**Dataset excerpts**
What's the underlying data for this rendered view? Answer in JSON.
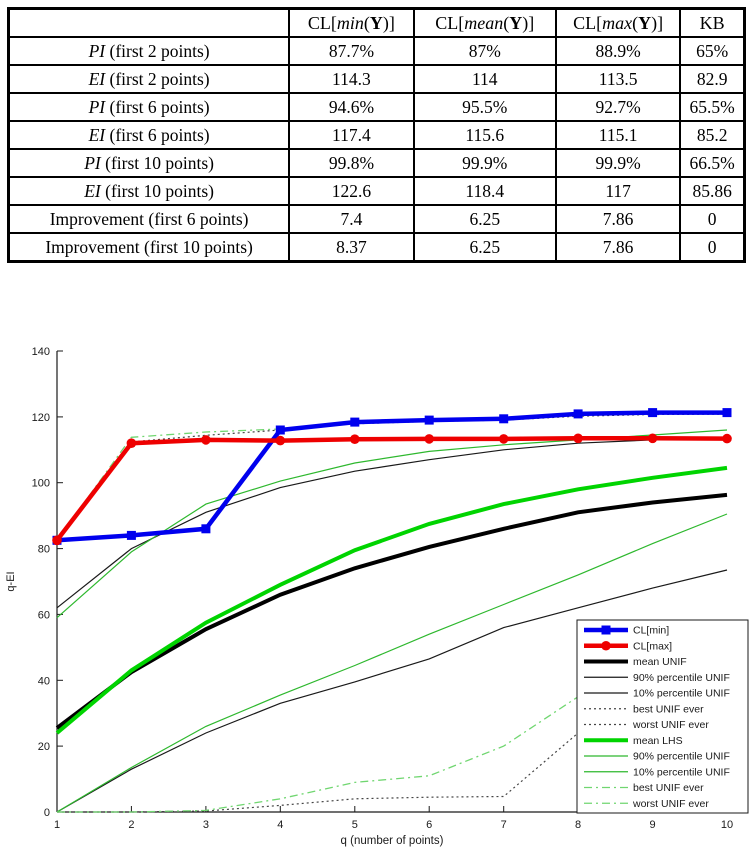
{
  "table": {
    "header": {
      "corner": "",
      "columns": [
        {
          "segments": [
            [
              "n",
              "CL["
            ],
            [
              "i",
              "min"
            ],
            [
              "n",
              "("
            ],
            [
              "b",
              "Y"
            ],
            [
              "n",
              ")]"
            ]
          ]
        },
        {
          "segments": [
            [
              "n",
              "CL["
            ],
            [
              "i",
              "mean"
            ],
            [
              "n",
              "("
            ],
            [
              "b",
              "Y"
            ],
            [
              "n",
              ")]"
            ]
          ]
        },
        {
          "segments": [
            [
              "n",
              "CL["
            ],
            [
              "i",
              "max"
            ],
            [
              "n",
              "("
            ],
            [
              "b",
              "Y"
            ],
            [
              "n",
              ")]"
            ]
          ]
        },
        {
          "segments": [
            [
              "n",
              "KB"
            ]
          ]
        }
      ]
    },
    "rows": [
      {
        "label": [
          [
            "i",
            "PI"
          ],
          [
            "n",
            " (first 2 points)"
          ]
        ],
        "values": [
          "87.7%",
          "87%",
          "88.9%",
          "65%"
        ]
      },
      {
        "label": [
          [
            "i",
            "EI"
          ],
          [
            "n",
            " (first 2 points)"
          ]
        ],
        "values": [
          "114.3",
          "114",
          "113.5",
          "82.9"
        ]
      },
      {
        "label": [
          [
            "i",
            "PI"
          ],
          [
            "n",
            " (first 6 points)"
          ]
        ],
        "values": [
          "94.6%",
          "95.5%",
          "92.7%",
          "65.5%"
        ]
      },
      {
        "label": [
          [
            "i",
            "EI"
          ],
          [
            "n",
            " (first 6 points)"
          ]
        ],
        "values": [
          "117.4",
          "115.6",
          "115.1",
          "85.2"
        ]
      },
      {
        "label": [
          [
            "i",
            "PI"
          ],
          [
            "n",
            " (first 10 points)"
          ]
        ],
        "values": [
          "99.8%",
          "99.9%",
          "99.9%",
          "66.5%"
        ]
      },
      {
        "label": [
          [
            "i",
            "EI"
          ],
          [
            "n",
            " (first 10 points)"
          ]
        ],
        "values": [
          "122.6",
          "118.4",
          "117",
          "85.86"
        ]
      },
      {
        "label": [
          [
            "n",
            "Improvement (first 6 points)"
          ]
        ],
        "values": [
          "7.4",
          "6.25",
          "7.86",
          "0"
        ]
      },
      {
        "label": [
          [
            "n",
            "Improvement (first 10 points)"
          ]
        ],
        "values": [
          "8.37",
          "6.25",
          "7.86",
          "0"
        ]
      }
    ]
  },
  "chart_data": {
    "type": "line",
    "title": "",
    "xlabel": "q (number of points)",
    "ylabel": "q-EI",
    "x": [
      1,
      2,
      3,
      4,
      5,
      6,
      7,
      8,
      9,
      10
    ],
    "xlim": [
      1,
      10
    ],
    "ylim": [
      0,
      140
    ],
    "xticks": [
      1,
      2,
      3,
      4,
      5,
      6,
      7,
      8,
      9,
      10
    ],
    "yticks": [
      0,
      20,
      40,
      60,
      80,
      100,
      120,
      140
    ],
    "grid": false,
    "legend_position": "bottom-right",
    "series": [
      {
        "name": "CL[min]",
        "color": "#0000ee",
        "width": 4.5,
        "style": "solid",
        "marker": "square",
        "values": [
          82.5,
          84,
          86,
          116,
          118.4,
          119,
          119.4,
          120.9,
          121.3,
          121.3
        ]
      },
      {
        "name": "CL[max]",
        "color": "#ee0000",
        "width": 4.5,
        "style": "solid",
        "marker": "circle",
        "values": [
          82.5,
          112,
          113,
          112.8,
          113.2,
          113.3,
          113.3,
          113.5,
          113.5,
          113.4
        ]
      },
      {
        "name": "mean UNIF",
        "color": "#000000",
        "width": 4,
        "style": "solid",
        "marker": "none",
        "values": [
          25.5,
          42.5,
          55.5,
          66,
          74,
          80.5,
          86,
          91,
          94,
          96.3
        ]
      },
      {
        "name": "90% percentile UNIF",
        "color": "#1a1a1a",
        "width": 1.2,
        "style": "solid",
        "marker": "none",
        "values": [
          62,
          80,
          91,
          98.5,
          103.5,
          107,
          110,
          112,
          113,
          113.5
        ]
      },
      {
        "name": "10% percentile UNIF",
        "color": "#1a1a1a",
        "width": 1.2,
        "style": "solid",
        "marker": "none",
        "values": [
          0,
          13,
          24,
          33,
          39.5,
          46.5,
          56,
          62,
          68,
          73.5
        ]
      },
      {
        "name": "best UNIF ever",
        "color": "#444444",
        "width": 1.2,
        "style": "dotted",
        "marker": "none",
        "values": [
          82.5,
          112.4,
          114.4,
          116,
          117.9,
          118.6,
          119,
          120.2,
          120.7,
          120.8
        ]
      },
      {
        "name": "worst UNIF ever",
        "color": "#444444",
        "width": 1.2,
        "style": "dotted",
        "marker": "none",
        "values": [
          0,
          0,
          0.3,
          2,
          4,
          4.5,
          4.7,
          24,
          29,
          34
        ]
      },
      {
        "name": "mean LHS",
        "color": "#00d400",
        "width": 4,
        "style": "solid",
        "marker": "none",
        "values": [
          24,
          43,
          57.5,
          69,
          79.5,
          87.5,
          93.5,
          98,
          101.5,
          104.5
        ]
      },
      {
        "name": "90% percentile UNIF",
        "color": "#2eb82e",
        "width": 1.2,
        "style": "solid",
        "marker": "none",
        "values": [
          59,
          79,
          93.5,
          100.5,
          106,
          109.5,
          111.5,
          113,
          114.5,
          116
        ]
      },
      {
        "name": "10% percentile UNIF",
        "color": "#2eb82e",
        "width": 1.2,
        "style": "solid",
        "marker": "none",
        "values": [
          0,
          13.5,
          26,
          35.5,
          44.5,
          54,
          63,
          72,
          81.5,
          90.5
        ]
      },
      {
        "name": "best UNIF ever",
        "color": "#70d670",
        "width": 1.3,
        "style": "dashdot",
        "marker": "none",
        "values": [
          82.5,
          113.8,
          115.4,
          116.3,
          118.6,
          119.2,
          119.6,
          120.9,
          121.4,
          121.4
        ]
      },
      {
        "name": "worst UNIF ever",
        "color": "#70d670",
        "width": 1.3,
        "style": "dashdot",
        "marker": "none",
        "values": [
          0,
          0,
          0.5,
          4,
          9,
          11,
          20,
          35,
          39,
          43
        ]
      }
    ]
  }
}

**Set exercise**
Reproduce each line word for word and drop the pictures.

**Reply**
What's the underlying data for this rendered view? Answer in JSON.
{
  "table": {
    "header": {
      "corner": "",
      "columns": [
        {
          "segments": [
            [
              "n",
              "CL["
            ],
            [
              "i",
              "min"
            ],
            [
              "n",
              "("
            ],
            [
              "b",
              "Y"
            ],
            [
              "n",
              ")]"
            ]
          ]
        },
        {
          "segments": [
            [
              "n",
              "CL["
            ],
            [
              "i",
              "mean"
            ],
            [
              "n",
              "("
            ],
            [
              "b",
              "Y"
            ],
            [
              "n",
              ")]"
            ]
          ]
        },
        {
          "segments": [
            [
              "n",
              "CL["
            ],
            [
              "i",
              "max"
            ],
            [
              "n",
              "("
            ],
            [
              "b",
              "Y"
            ],
            [
              "n",
              ")]"
            ]
          ]
        },
        {
          "segments": [
            [
              "n",
              "KB"
            ]
          ]
        }
      ]
    },
    "rows": [
      {
        "label": [
          [
            "i",
            "PI"
          ],
          [
            "n",
            " (first 2 points)"
          ]
        ],
        "values": [
          "87.7%",
          "87%",
          "88.9%",
          "65%"
        ]
      },
      {
        "label": [
          [
            "i",
            "EI"
          ],
          [
            "n",
            " (first 2 points)"
          ]
        ],
        "values": [
          "114.3",
          "114",
          "113.5",
          "82.9"
        ]
      },
      {
        "label": [
          [
            "i",
            "PI"
          ],
          [
            "n",
            " (first 6 points)"
          ]
        ],
        "values": [
          "94.6%",
          "95.5%",
          "92.7%",
          "65.5%"
        ]
      },
      {
        "label": [
          [
            "i",
            "EI"
          ],
          [
            "n",
            " (first 6 points)"
          ]
        ],
        "values": [
          "117.4",
          "115.6",
          "115.1",
          "85.2"
        ]
      },
      {
        "label": [
          [
            "i",
            "PI"
          ],
          [
            "n",
            " (first 10 points)"
          ]
        ],
        "values": [
          "99.8%",
          "99.9%",
          "99.9%",
          "66.5%"
        ]
      },
      {
        "label": [
          [
            "i",
            "EI"
          ],
          [
            "n",
            " (first 10 points)"
          ]
        ],
        "values": [
          "122.6",
          "118.4",
          "117",
          "85.86"
        ]
      },
      {
        "label": [
          [
            "n",
            "Improvement (first 6 points)"
          ]
        ],
        "values": [
          "7.4",
          "6.25",
          "7.86",
          "0"
        ]
      },
      {
        "label": [
          [
            "n",
            "Improvement (first 10 points)"
          ]
        ],
        "values": [
          "8.37",
          "6.25",
          "7.86",
          "0"
        ]
      }
    ]
  },
  "chart_data": {
    "type": "line",
    "title": "",
    "xlabel": "q (number of points)",
    "ylabel": "q-EI",
    "x": [
      1,
      2,
      3,
      4,
      5,
      6,
      7,
      8,
      9,
      10
    ],
    "xlim": [
      1,
      10
    ],
    "ylim": [
      0,
      140
    ],
    "xticks": [
      1,
      2,
      3,
      4,
      5,
      6,
      7,
      8,
      9,
      10
    ],
    "yticks": [
      0,
      20,
      40,
      60,
      80,
      100,
      120,
      140
    ],
    "grid": false,
    "legend_position": "bottom-right",
    "series": [
      {
        "name": "CL[min]",
        "color": "#0000ee",
        "width": 4.5,
        "style": "solid",
        "marker": "square",
        "values": [
          82.5,
          84,
          86,
          116,
          118.4,
          119,
          119.4,
          120.9,
          121.3,
          121.3
        ]
      },
      {
        "name": "CL[max]",
        "color": "#ee0000",
        "width": 4.5,
        "style": "solid",
        "marker": "circle",
        "values": [
          82.5,
          112,
          113,
          112.8,
          113.2,
          113.3,
          113.3,
          113.5,
          113.5,
          113.4
        ]
      },
      {
        "name": "mean UNIF",
        "color": "#000000",
        "width": 4,
        "style": "solid",
        "marker": "none",
        "values": [
          25.5,
          42.5,
          55.5,
          66,
          74,
          80.5,
          86,
          91,
          94,
          96.3
        ]
      },
      {
        "name": "90% percentile UNIF",
        "color": "#1a1a1a",
        "width": 1.2,
        "style": "solid",
        "marker": "none",
        "values": [
          62,
          80,
          91,
          98.5,
          103.5,
          107,
          110,
          112,
          113,
          113.5
        ]
      },
      {
        "name": "10% percentile UNIF",
        "color": "#1a1a1a",
        "width": 1.2,
        "style": "solid",
        "marker": "none",
        "values": [
          0,
          13,
          24,
          33,
          39.5,
          46.5,
          56,
          62,
          68,
          73.5
        ]
      },
      {
        "name": "best UNIF ever",
        "color": "#444444",
        "width": 1.2,
        "style": "dotted",
        "marker": "none",
        "values": [
          82.5,
          112.4,
          114.4,
          116,
          117.9,
          118.6,
          119,
          120.2,
          120.7,
          120.8
        ]
      },
      {
        "name": "worst UNIF ever",
        "color": "#444444",
        "width": 1.2,
        "style": "dotted",
        "marker": "none",
        "values": [
          0,
          0,
          0.3,
          2,
          4,
          4.5,
          4.7,
          24,
          29,
          34
        ]
      },
      {
        "name": "mean LHS",
        "color": "#00d400",
        "width": 4,
        "style": "solid",
        "marker": "none",
        "values": [
          24,
          43,
          57.5,
          69,
          79.5,
          87.5,
          93.5,
          98,
          101.5,
          104.5
        ]
      },
      {
        "name": "90% percentile UNIF",
        "color": "#2eb82e",
        "width": 1.2,
        "style": "solid",
        "marker": "none",
        "values": [
          59,
          79,
          93.5,
          100.5,
          106,
          109.5,
          111.5,
          113,
          114.5,
          116
        ]
      },
      {
        "name": "10% percentile UNIF",
        "color": "#2eb82e",
        "width": 1.2,
        "style": "solid",
        "marker": "none",
        "values": [
          0,
          13.5,
          26,
          35.5,
          44.5,
          54,
          63,
          72,
          81.5,
          90.5
        ]
      },
      {
        "name": "best UNIF ever",
        "color": "#70d670",
        "width": 1.3,
        "style": "dashdot",
        "marker": "none",
        "values": [
          82.5,
          113.8,
          115.4,
          116.3,
          118.6,
          119.2,
          119.6,
          120.9,
          121.4,
          121.4
        ]
      },
      {
        "name": "worst UNIF ever",
        "color": "#70d670",
        "width": 1.3,
        "style": "dashdot",
        "marker": "none",
        "values": [
          0,
          0,
          0.5,
          4,
          9,
          11,
          20,
          35,
          39,
          43
        ]
      }
    ]
  }
}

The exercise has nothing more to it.